→ Aim
Lines containing the string "this" are to be counted; report only how many there are.

→ Input rows
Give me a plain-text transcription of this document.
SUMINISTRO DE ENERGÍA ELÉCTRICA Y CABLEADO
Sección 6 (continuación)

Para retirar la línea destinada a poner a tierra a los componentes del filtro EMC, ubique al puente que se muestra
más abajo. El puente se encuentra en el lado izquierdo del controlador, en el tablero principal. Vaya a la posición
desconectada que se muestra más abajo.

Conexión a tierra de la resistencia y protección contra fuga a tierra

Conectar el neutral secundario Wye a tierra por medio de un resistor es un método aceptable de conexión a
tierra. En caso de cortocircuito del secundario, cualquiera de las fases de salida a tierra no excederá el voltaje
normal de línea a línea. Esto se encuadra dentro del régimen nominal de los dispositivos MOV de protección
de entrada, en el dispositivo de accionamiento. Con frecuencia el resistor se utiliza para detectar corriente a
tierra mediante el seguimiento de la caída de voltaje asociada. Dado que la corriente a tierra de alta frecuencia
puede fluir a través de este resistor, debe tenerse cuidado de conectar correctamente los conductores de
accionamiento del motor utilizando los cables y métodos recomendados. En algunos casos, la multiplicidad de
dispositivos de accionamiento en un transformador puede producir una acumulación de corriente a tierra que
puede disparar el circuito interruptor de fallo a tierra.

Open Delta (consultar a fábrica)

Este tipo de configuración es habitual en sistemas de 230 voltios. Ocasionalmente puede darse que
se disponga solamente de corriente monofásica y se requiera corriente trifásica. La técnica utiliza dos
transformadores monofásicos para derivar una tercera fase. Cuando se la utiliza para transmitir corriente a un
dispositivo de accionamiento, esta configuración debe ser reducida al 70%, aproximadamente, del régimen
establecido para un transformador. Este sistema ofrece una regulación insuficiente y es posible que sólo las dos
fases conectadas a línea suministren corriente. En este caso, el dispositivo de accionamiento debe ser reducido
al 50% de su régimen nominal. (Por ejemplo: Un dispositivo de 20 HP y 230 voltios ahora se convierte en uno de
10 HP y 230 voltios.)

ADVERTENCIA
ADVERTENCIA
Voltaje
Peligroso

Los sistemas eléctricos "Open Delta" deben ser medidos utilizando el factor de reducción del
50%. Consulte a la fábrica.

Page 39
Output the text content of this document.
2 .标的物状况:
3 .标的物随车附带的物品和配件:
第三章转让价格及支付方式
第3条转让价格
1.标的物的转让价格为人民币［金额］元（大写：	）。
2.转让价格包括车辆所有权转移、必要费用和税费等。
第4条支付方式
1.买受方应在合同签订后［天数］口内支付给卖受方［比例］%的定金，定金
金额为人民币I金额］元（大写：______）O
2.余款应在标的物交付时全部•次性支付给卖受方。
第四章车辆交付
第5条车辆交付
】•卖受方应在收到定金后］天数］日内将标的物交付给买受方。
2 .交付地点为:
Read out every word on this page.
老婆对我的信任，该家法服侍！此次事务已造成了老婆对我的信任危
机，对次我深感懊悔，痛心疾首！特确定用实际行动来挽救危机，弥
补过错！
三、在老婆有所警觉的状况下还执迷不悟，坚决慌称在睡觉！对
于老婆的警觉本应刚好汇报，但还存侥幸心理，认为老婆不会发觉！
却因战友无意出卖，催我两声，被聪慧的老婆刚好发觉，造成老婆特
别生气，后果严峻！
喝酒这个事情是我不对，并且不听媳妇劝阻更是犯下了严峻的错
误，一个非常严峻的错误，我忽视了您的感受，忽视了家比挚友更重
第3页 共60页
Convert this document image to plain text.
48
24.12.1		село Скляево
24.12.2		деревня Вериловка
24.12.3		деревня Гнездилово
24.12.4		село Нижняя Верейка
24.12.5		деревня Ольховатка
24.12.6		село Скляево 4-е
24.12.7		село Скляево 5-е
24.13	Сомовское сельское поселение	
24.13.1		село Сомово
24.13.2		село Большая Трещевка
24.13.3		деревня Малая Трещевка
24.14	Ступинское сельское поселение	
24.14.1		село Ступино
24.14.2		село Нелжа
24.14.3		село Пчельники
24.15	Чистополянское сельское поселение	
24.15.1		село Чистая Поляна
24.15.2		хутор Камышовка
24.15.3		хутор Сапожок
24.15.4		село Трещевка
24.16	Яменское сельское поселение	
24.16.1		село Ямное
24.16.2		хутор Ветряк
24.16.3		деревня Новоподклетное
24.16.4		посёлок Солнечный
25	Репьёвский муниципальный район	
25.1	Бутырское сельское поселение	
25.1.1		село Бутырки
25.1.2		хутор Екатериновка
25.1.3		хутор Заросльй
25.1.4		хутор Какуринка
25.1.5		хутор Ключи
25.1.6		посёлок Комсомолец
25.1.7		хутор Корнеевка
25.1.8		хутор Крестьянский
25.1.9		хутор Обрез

→ Result below
4